>>>

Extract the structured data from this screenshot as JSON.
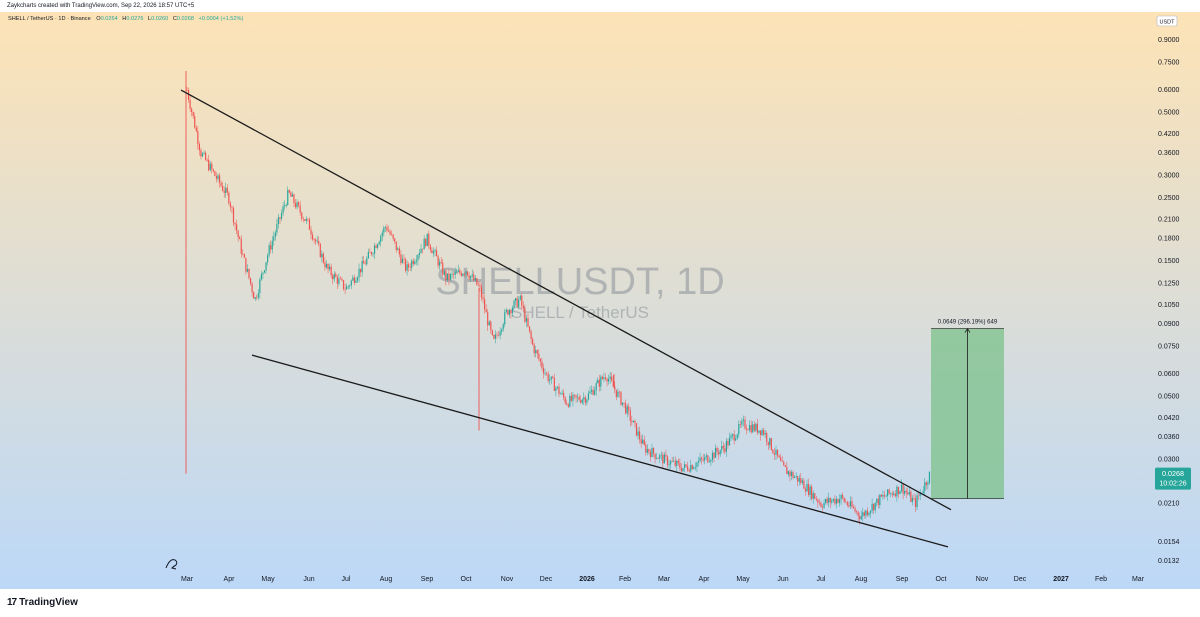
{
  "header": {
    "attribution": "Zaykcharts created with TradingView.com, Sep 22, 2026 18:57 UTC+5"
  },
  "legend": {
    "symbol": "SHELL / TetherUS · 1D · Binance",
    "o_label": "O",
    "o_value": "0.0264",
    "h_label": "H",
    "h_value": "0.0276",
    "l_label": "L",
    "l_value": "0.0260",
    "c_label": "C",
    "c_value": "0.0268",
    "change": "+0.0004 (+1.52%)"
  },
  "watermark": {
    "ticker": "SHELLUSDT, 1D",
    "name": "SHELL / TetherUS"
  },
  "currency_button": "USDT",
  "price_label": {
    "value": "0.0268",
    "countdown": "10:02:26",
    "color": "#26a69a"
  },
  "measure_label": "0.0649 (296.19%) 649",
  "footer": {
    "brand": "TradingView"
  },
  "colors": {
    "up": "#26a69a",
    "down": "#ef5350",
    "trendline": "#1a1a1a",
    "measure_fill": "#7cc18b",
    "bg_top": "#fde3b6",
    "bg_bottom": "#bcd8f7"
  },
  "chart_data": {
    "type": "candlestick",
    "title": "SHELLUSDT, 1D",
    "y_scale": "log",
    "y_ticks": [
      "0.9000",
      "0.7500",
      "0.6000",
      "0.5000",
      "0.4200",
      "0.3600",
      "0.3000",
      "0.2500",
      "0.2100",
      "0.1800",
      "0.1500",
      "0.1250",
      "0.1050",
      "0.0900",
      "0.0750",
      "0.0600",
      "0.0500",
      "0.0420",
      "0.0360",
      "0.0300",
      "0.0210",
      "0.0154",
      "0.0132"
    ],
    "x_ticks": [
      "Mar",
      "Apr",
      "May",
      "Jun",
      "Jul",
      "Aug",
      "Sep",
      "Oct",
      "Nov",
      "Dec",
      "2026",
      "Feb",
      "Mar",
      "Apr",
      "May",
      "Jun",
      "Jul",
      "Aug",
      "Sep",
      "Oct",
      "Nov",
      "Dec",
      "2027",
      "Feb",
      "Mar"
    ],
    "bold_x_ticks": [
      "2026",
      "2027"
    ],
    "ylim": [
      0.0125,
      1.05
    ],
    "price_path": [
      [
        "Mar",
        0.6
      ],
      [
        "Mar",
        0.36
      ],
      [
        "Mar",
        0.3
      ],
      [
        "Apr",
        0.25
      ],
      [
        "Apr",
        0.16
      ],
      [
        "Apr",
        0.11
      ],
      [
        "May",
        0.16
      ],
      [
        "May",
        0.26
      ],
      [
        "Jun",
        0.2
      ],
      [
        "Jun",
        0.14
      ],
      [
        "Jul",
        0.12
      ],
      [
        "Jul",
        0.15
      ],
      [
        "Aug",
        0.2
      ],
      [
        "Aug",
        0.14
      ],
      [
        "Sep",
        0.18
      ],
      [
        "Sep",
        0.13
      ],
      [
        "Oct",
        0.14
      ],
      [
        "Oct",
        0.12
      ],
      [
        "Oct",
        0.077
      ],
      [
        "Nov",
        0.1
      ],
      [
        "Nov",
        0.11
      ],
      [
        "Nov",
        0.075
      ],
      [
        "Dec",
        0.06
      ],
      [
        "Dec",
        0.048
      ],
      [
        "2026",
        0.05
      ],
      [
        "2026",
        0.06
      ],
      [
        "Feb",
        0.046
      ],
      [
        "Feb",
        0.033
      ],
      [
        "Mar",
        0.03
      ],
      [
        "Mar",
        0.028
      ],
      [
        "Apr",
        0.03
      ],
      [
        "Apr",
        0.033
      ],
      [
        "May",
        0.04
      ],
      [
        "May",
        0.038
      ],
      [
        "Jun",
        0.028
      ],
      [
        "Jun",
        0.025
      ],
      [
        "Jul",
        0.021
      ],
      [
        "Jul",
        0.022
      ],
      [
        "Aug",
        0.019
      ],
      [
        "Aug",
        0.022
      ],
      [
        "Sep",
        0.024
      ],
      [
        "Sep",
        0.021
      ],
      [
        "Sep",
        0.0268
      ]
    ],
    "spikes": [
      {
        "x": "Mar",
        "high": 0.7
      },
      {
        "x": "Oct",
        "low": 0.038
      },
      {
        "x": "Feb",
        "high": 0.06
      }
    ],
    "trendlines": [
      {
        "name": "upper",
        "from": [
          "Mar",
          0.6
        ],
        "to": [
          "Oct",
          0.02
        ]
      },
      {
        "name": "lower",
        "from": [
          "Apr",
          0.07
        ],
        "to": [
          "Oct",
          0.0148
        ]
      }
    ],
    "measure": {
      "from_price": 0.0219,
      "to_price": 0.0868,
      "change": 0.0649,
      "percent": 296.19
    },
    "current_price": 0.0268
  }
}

<<<
>>>

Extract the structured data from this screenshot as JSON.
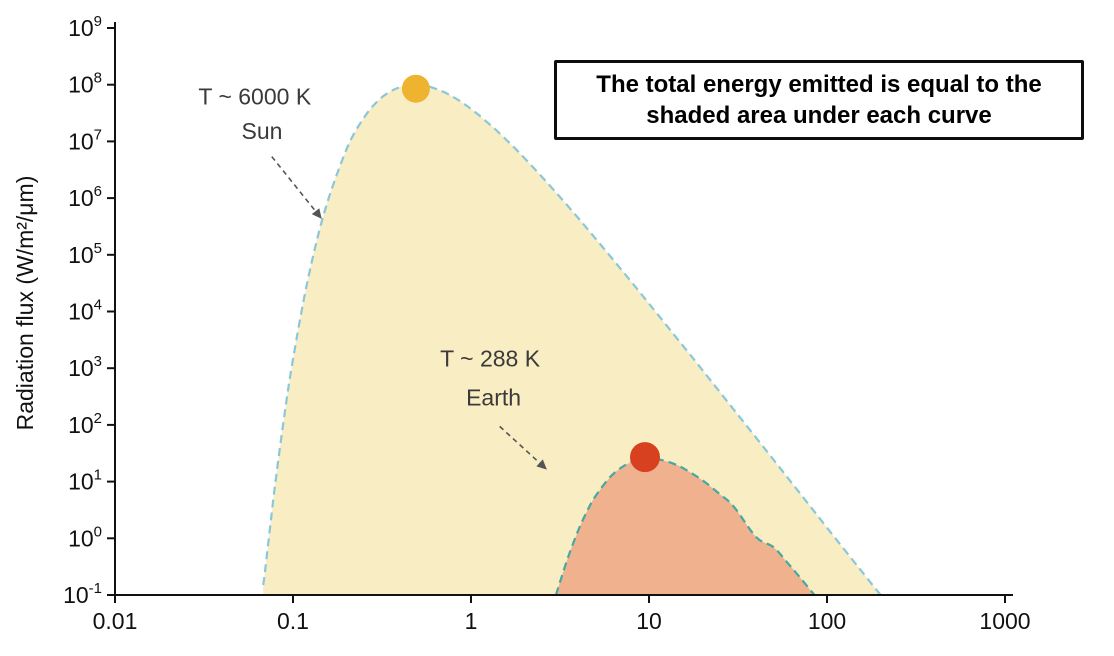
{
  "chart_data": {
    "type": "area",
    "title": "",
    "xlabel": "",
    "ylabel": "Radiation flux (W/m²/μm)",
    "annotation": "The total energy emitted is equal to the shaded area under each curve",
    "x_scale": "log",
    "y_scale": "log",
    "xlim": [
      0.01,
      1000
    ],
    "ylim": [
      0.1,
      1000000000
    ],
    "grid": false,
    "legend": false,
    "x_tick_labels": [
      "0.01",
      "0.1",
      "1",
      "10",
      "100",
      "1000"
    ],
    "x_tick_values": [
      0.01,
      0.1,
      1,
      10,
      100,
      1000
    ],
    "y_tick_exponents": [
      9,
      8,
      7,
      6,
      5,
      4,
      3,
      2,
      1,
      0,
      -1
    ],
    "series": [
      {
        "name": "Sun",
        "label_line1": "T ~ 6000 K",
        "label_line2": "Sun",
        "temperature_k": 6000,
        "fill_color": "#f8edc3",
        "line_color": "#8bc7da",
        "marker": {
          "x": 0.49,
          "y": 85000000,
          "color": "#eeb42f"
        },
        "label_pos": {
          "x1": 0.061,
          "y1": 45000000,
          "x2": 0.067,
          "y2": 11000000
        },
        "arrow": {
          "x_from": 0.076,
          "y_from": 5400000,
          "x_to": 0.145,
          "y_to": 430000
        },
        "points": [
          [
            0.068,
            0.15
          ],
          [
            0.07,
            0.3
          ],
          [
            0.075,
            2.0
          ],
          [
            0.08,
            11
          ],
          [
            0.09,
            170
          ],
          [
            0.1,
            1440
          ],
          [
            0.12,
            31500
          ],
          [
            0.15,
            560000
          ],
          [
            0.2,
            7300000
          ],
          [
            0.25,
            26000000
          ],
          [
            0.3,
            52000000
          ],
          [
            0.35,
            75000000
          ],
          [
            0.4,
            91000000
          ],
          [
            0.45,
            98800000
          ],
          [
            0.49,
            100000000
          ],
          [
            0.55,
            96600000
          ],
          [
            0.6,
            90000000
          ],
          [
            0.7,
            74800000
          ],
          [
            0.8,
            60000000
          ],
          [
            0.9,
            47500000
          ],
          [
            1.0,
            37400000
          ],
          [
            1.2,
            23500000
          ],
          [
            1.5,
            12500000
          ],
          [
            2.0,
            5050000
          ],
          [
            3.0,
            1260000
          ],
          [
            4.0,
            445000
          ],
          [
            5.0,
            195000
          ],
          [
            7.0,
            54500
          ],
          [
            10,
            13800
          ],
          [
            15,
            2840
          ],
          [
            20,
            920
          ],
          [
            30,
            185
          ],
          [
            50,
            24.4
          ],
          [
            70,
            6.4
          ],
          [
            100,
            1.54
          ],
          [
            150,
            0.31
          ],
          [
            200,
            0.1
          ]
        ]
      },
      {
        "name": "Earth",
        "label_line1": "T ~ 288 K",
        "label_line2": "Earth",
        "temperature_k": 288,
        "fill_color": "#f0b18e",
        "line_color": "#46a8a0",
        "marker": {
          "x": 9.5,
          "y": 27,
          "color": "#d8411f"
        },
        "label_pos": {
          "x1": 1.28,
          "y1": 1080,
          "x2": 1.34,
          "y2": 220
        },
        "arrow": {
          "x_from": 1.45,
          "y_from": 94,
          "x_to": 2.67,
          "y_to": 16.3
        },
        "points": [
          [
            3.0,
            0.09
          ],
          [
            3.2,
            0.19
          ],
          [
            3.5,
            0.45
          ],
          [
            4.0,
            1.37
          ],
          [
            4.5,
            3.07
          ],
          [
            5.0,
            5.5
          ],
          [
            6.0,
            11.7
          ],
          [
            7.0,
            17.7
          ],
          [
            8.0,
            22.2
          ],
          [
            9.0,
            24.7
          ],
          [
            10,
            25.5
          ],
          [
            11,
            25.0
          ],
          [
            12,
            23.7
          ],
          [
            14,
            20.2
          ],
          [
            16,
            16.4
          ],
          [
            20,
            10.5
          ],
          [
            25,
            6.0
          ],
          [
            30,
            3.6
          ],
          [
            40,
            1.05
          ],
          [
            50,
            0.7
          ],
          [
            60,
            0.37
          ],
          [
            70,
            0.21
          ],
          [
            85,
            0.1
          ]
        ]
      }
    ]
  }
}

<<<

Challenge: Of the lines in the material, how many hold the word "TradingView"? Reply with the number only.

Result for this task: 2